§ **STORED DATA**:
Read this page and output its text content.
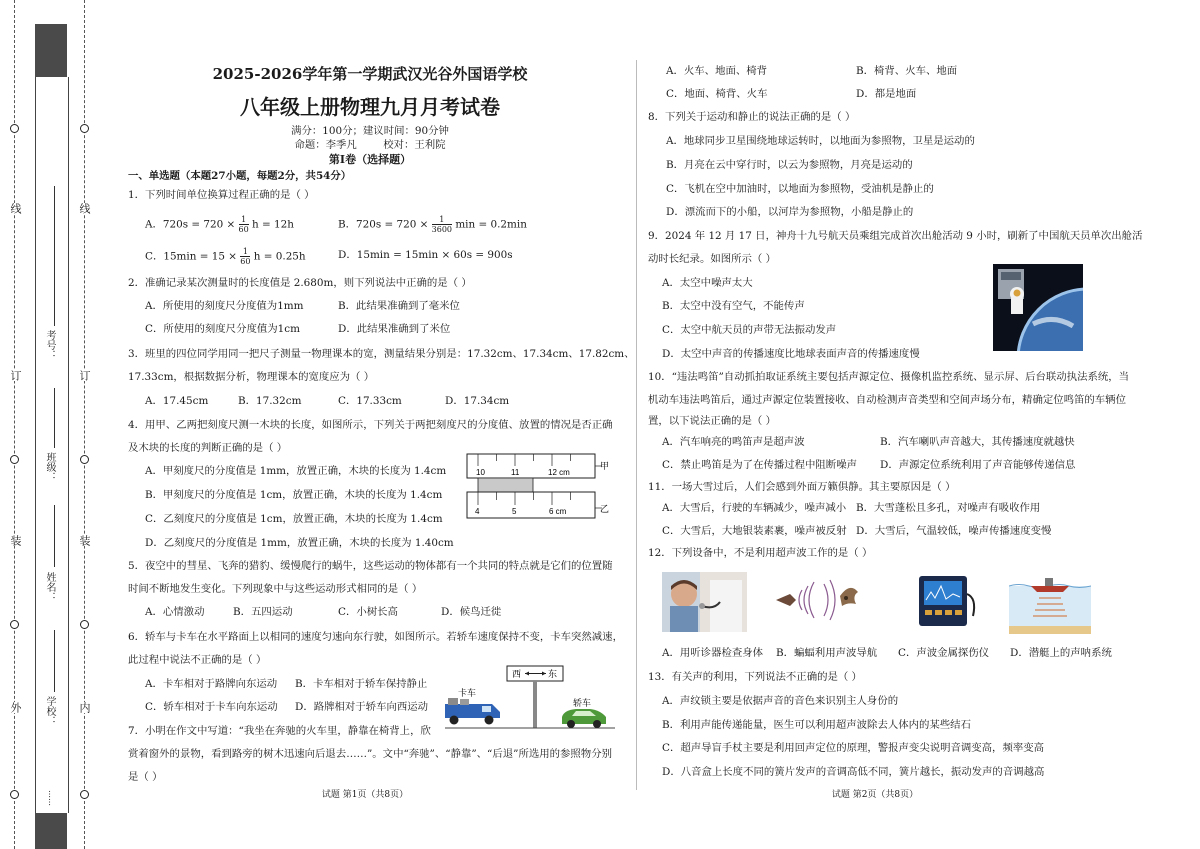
外
装
订
线
内
装
订
线
学校：
姓名：
班级：
考号：
……
2025-2026学年第一学期武汉光谷外国语学校
八年级上册物理九月月考试卷
满分：100分；建议时间：90分钟
命题：李季凡        校对：王利院
第Ⅰ卷（选择题）
一、单选题（本题27小题，每题2分，共54分）
1．下列时间单位换算过程正确的是（ ）
A．$720s = 720 \times \frac{1}{60}$ h = 12h	B．$720s = 720 \times \frac{1}{3600}$ min = 0.2min
C．$15\min = 15 \times \frac{1}{60}$ h = 0.25h	D．15min = 15min × 60s = 900s
2．准确记录某次测量时的长度值是 2.680m，则下列说法中正确的是（ ）
A．所使用的刻度尺分度值为1mm	B．此结果准确到了毫米位
C．所使用的刻度尺分度值为1cm	D．此结果准确到了米位
3．班里的四位同学用同一把尺子测量一物理课本的宽，测量结果分别是：17.32cm、17.34cm、17.82cm、
17.33cm，根据数据分析，物理课本的宽度应为（ ）
A．17.45cm	B．17.32cm	C．17.33cm	D．17.34cm
4．用甲、乙两把刻度尺测一木块的长度，如图所示，下列关于两把刻度尺的分度值、放置的情况是否正确
及木块的长度的判断正确的是（ ）
A．甲刻度尺的分度值是 1mm，放置正确，木块的长度为 1.4cm
B．甲刻度尺的分度值是 1cm，放置正确，木块的长度为 1.4cm
C．乙刻度尺的分度值是 1cm，放置正确，木块的长度为 1.4cm
D．乙刻度尺的分度值是 1mm，放置正确，木块的长度为 1.40cm
10	11	12 cm
甲
4	5	6 cm	乙
5．夜空中的彗星、飞奔的猎豹、缓慢爬行的蜗牛，这些运动的物体都有一个共同的特点就是它们的位置随
时间不断地发生变化。下列现象中与这些运动形式相同的是（ ）
A．心情激动	B．五四运动	C．小树长高	D．候鸟迁徙
6．轿车与卡车在水平路面上以相同的速度匀速向东行驶，如图所示。若轿车速度保持不变，卡车突然减速，
此过程中说法不正确的是（ ）
A．卡车相对于路牌向东运动 B．卡车相对于轿车保持静止
C．轿车相对于卡车向东运动 D．路牌相对于轿车向西运动
西	东
卡车
轿车
7．小明在作文中写道：“我坐在奔驰的火车里，静靠在椅背上，欣
赏着窗外的景物，看到路旁的树木迅速向后退去……”。文中“奔驰”、“静靠”、“后退”所选用的参照物分别
是（ ）
试题 第1页（共8页）
A．火车、地面、椅背	B．椅背、火车、地面
C．地面、椅背、火车	D．都是地面
8．下列关于运动和静止的说法正确的是（ ）
A．地球同步卫星围绕地球运转时，以地面为参照物，卫星是运动的
B．月亮在云中穿行时，以云为参照物，月亮是运动的
C．飞机在空中加油时，以地面为参照物，受油机是静止的
D．漂流而下的小船，以河岸为参照物，小船是静止的
9．2024 年 12 月 17 日，神舟十九号航天员乘组完成首次出舱活动 9 小时，刷新了中国航天员单次出舱活
动时长纪录。如图所示（ ）
A．太空中噪声太大
B．太空中没有空气，不能传声
C．太空中航天员的声带无法振动发声
D．太空中声音的传播速度比地球表面声音的传播速度慢
10．“违法鸣笛”自动抓拍取证系统主要包括声源定位、摄像机监控系统、显示屏、后台联动执法系统，当
机动车违法鸣笛后，通过声源定位装置接收、自动检测声音类型和空间声场分布，精确定位鸣笛的车辆位
置，以下说法正确的是（ ）
A．汽车响亮的鸣笛声是超声波	B．汽车喇叭声音越大，其传播速度就越快
C．禁止鸣笛是为了在传播过程中阻断噪声 D．声源定位系统利用了声音能够传递信息
11．一场大雪过后，人们会感到外面万籁俱静。其主要原因是（ ）
A．大雪后，行驶的车辆减少，噪声减小 B．大雪蓬松且多孔，对噪声有吸收作用
C．大雪后，大地银装素裹，噪声被反射 D．大雪后，气温较低，噪声传播速度变慢
12．下列设备中，不是利用超声波工作的是（ ）
A．用听诊器检查身体 B．蝙蝠利用声波导航 C．声波金属探伤仪 D．潜艇上的声呐系统
13．有关声的利用，下列说法不正确的是（ ）
A．声纹锁主要是依据声音的音色来识别主人身份的
B．利用声能传递能量，医生可以利用超声波除去人体内的某些结石
C．超声导盲手杖主要是利用回声定位的原理，警报声变尖说明音调变高，频率变高
D．八音盒上长度不同的簧片发声的音调高低不同，簧片越长，振动发声的音调越高
试题 第2页（共8页）
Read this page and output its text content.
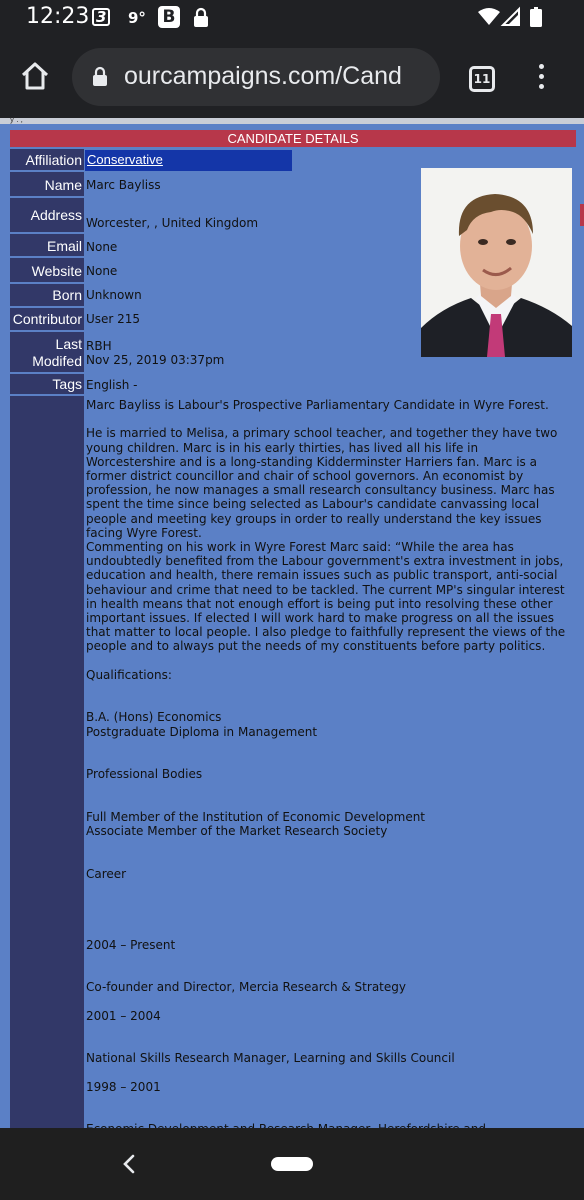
12:23 3 9° B
ourcampaigns.com/Cand	11
y . ,
CANDIDATE DETAILS
Affiliation
Name
Address
Email
Website
Born
Contributor
Last
Modifed
Tags
Conservative
Marc Bayliss
Worcester, , United Kingdom
None
None
Unknown
User 215
RBH
Nov 25, 2019 03:37pm
English -

Marc Bayliss is Labour's Prospective Parliamentary Candidate in Wyre Forest.

He is married to Melisa, a primary school teacher, and together they have two young children. Marc is in his early thirties, has lived all his life in Worcestershire and is a long-standing Kidderminster Harriers fan. Marc is a former district councillor and chair of school governors. An economist by profession, he now manages a small research consultancy business. Marc has spent the time since being selected as Labour's candidate canvassing local people and meeting key groups in order to really understand the key issues facing Wyre Forest.

Commenting on his work in Wyre Forest Marc said: “While the area has undoubtedly benefited from the Labour government's extra investment in jobs, education and health, there remain issues such as public transport, anti-social behaviour and crime that need to be tackled. The current MP's singular interest in health means that not enough effort is being put into resolving these other important issues. If elected I will work hard to make progress on all the issues that matter to local people. I also pledge to faithfully represent the views of the people and to always put the needs of my constituents before party politics.

Qualifications:

B.A. (Hons) Economics

Postgraduate Diploma in Management

Professional Bodies

Full Member of the Institution of Economic Development

Associate Member of the Market Research Society

Career

2004 – Present

Co-founder and Director, Mercia Research & Strategy

2001 – 2004

National Skills Research Manager, Learning and Skills Council

1998 – 2001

§ **SHORT EXERCISE**:
Reproduce each line holding the word "Wyre".

§ **FULL RESPONSE**:
Marc Bayliss is Labour's Prospective Parliamentary Candidate in Wyre Forest.
He is married to Melisa, a primary school teacher, and together they have two young children. Marc is in his early thirties, has lived all his life in Worcestershire and is a long-standing Kidderminster Harriers fan. Marc is a former district councillor and chair of school governors. An economist by profession, he now manages a small research consultancy business. Marc has spent the time since being selected as Labour's candidate canvassing local people and meeting key groups in order to really understand the key issues facing Wyre Forest.
Commenting on his work in Wyre Forest Marc said: “While the area has undoubtedly benefited from the Labour government's extra investment in jobs, education and health, there remain issues such as public transport, anti-social behaviour and crime that need to be tackled. The current MP's singular interest in health means that not enough effort is being put into resolving these other important issues. If elected I will work hard to make progress on all the issues that matter to local people. I also pledge to faithfully represent the views of the people and to always put the needs of my constituents before party politics.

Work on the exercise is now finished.